> [PROBLEM DETAILS]:
Look through the listing and locate every line containing the word "ekologik"; copy those lines.

> [ITEMS]:
════════════════════
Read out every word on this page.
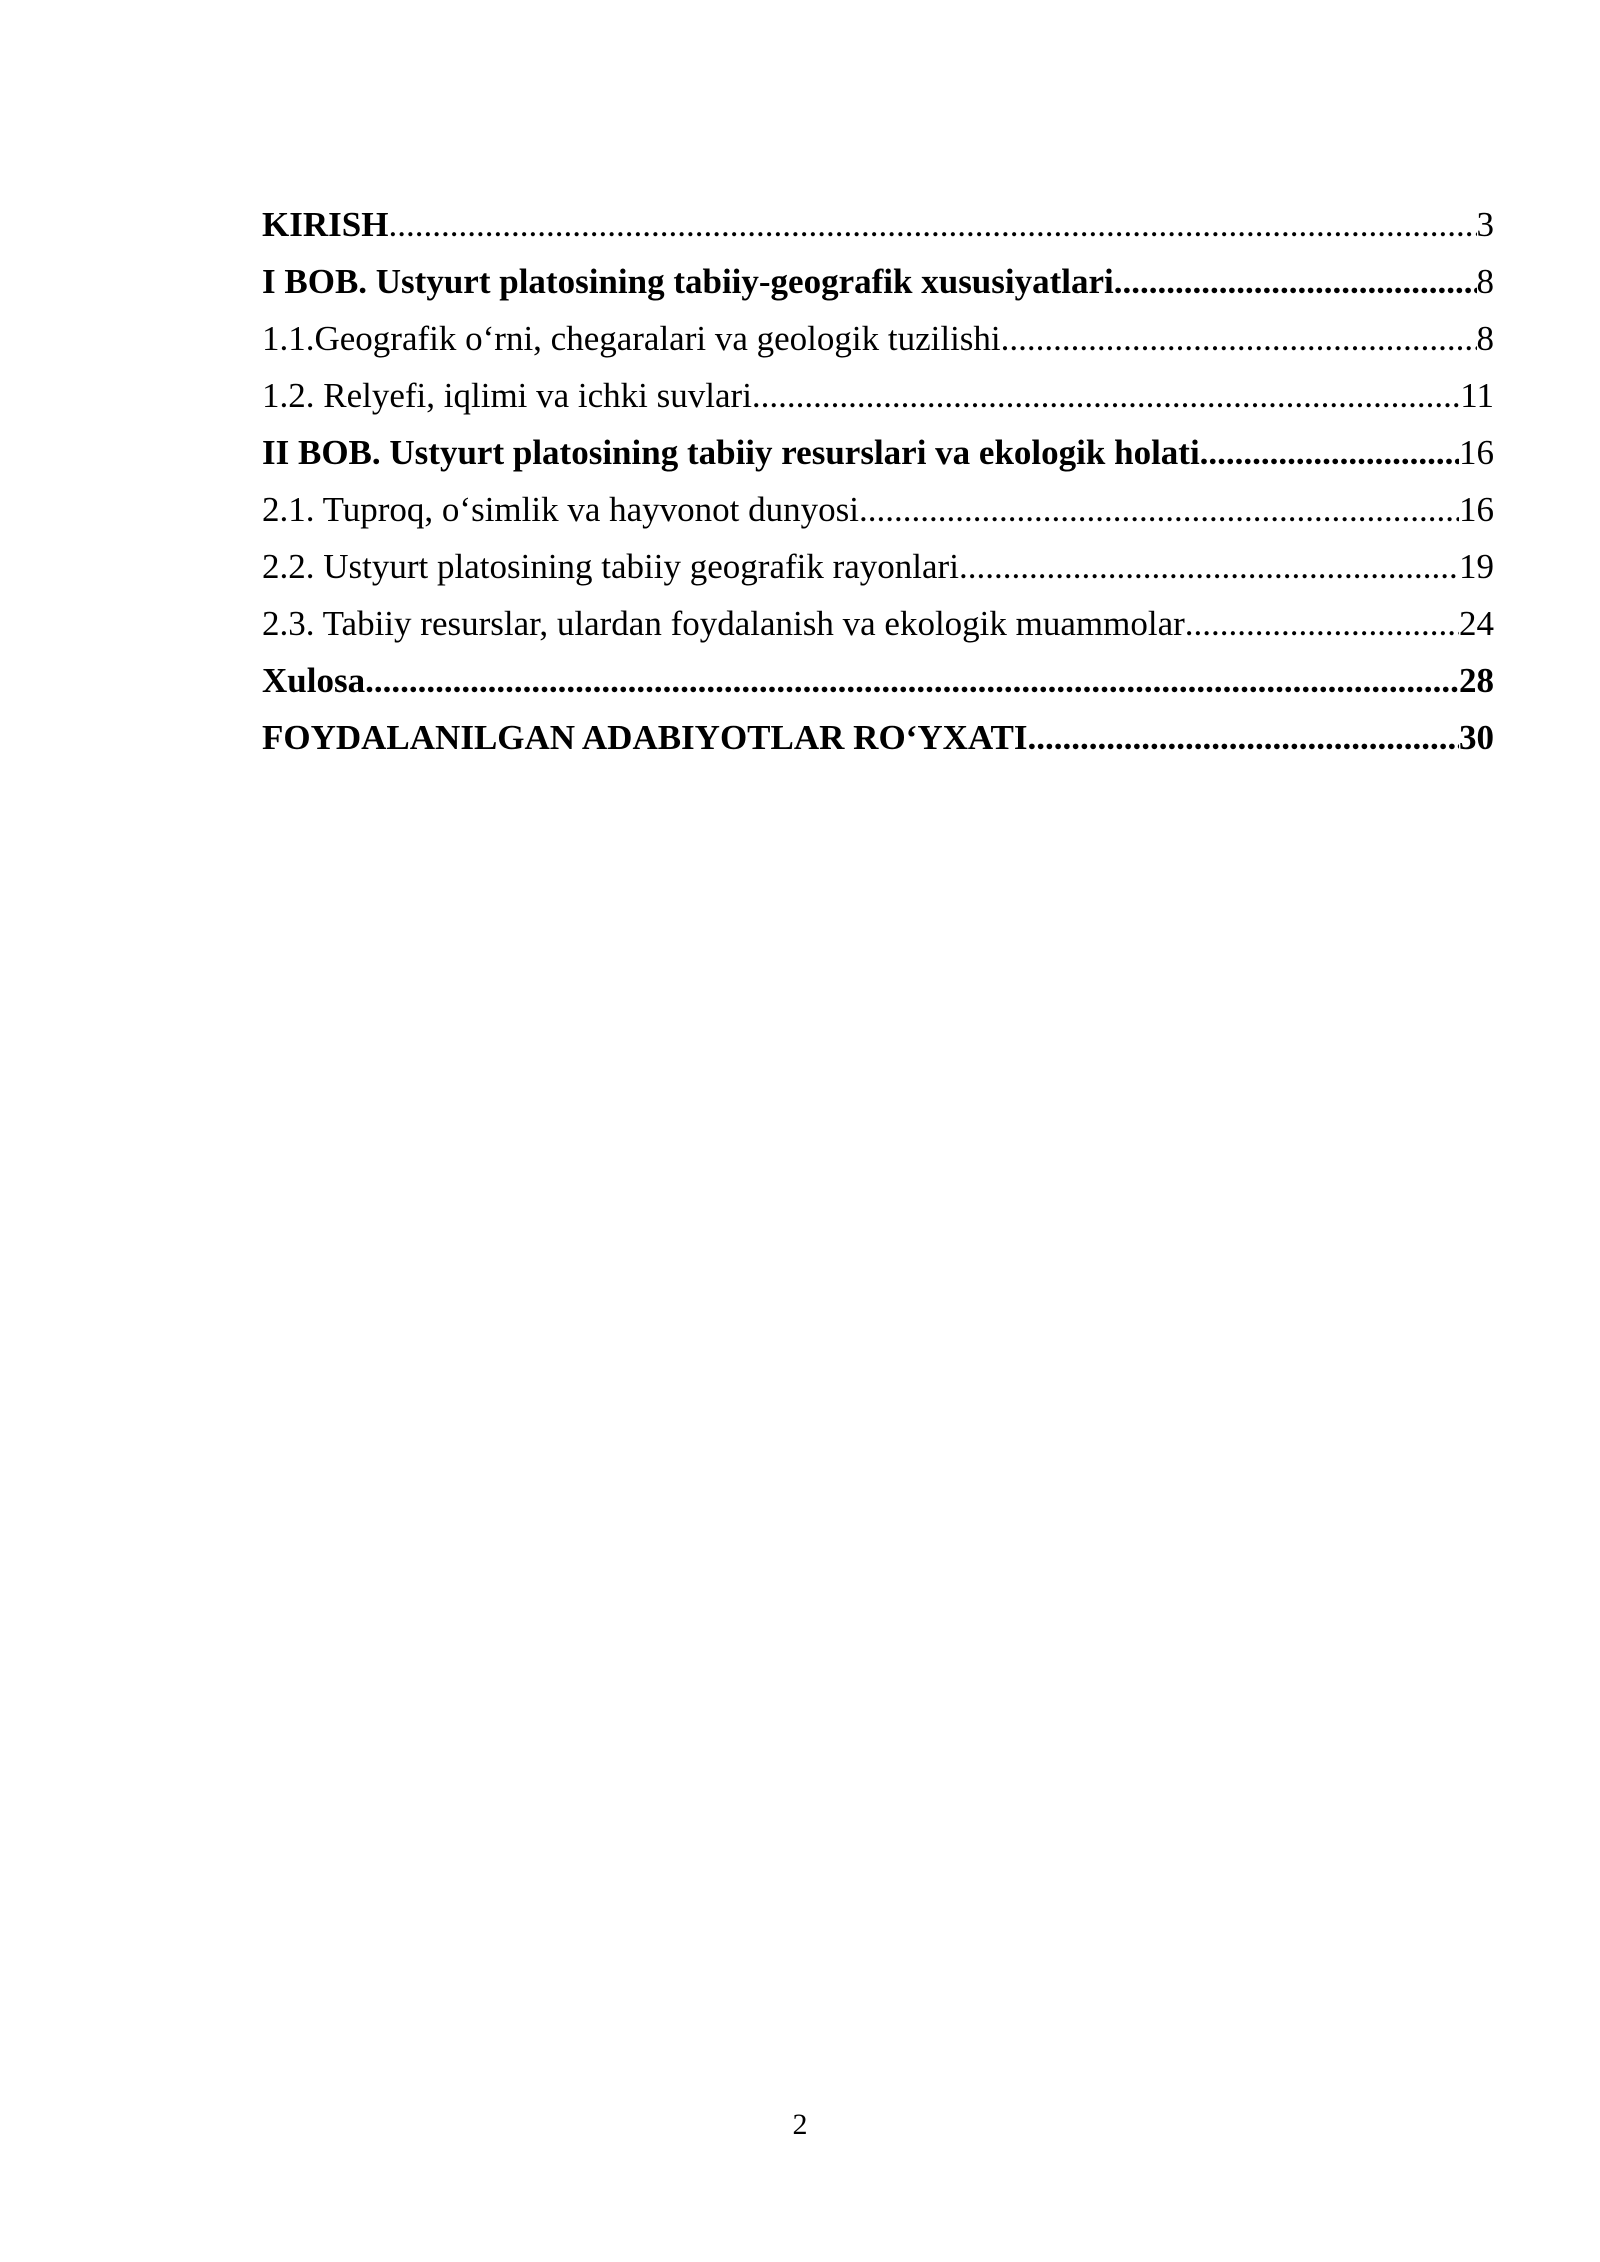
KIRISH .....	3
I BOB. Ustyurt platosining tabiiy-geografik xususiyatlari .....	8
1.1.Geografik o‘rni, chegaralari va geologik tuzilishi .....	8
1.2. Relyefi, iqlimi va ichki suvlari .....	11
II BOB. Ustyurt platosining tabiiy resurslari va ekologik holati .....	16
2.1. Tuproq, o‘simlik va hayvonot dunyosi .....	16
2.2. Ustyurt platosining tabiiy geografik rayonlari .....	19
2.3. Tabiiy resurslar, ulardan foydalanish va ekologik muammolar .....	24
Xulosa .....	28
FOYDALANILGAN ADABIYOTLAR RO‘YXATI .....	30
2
════════════════════
> [THE SOLUTION]:
II BOB. Ustyurt platosining tabiiy resurslari va ekologik holati .....	16
2.3. Tabiiy resurslar, ulardan foydalanish va ekologik muammolar .....	24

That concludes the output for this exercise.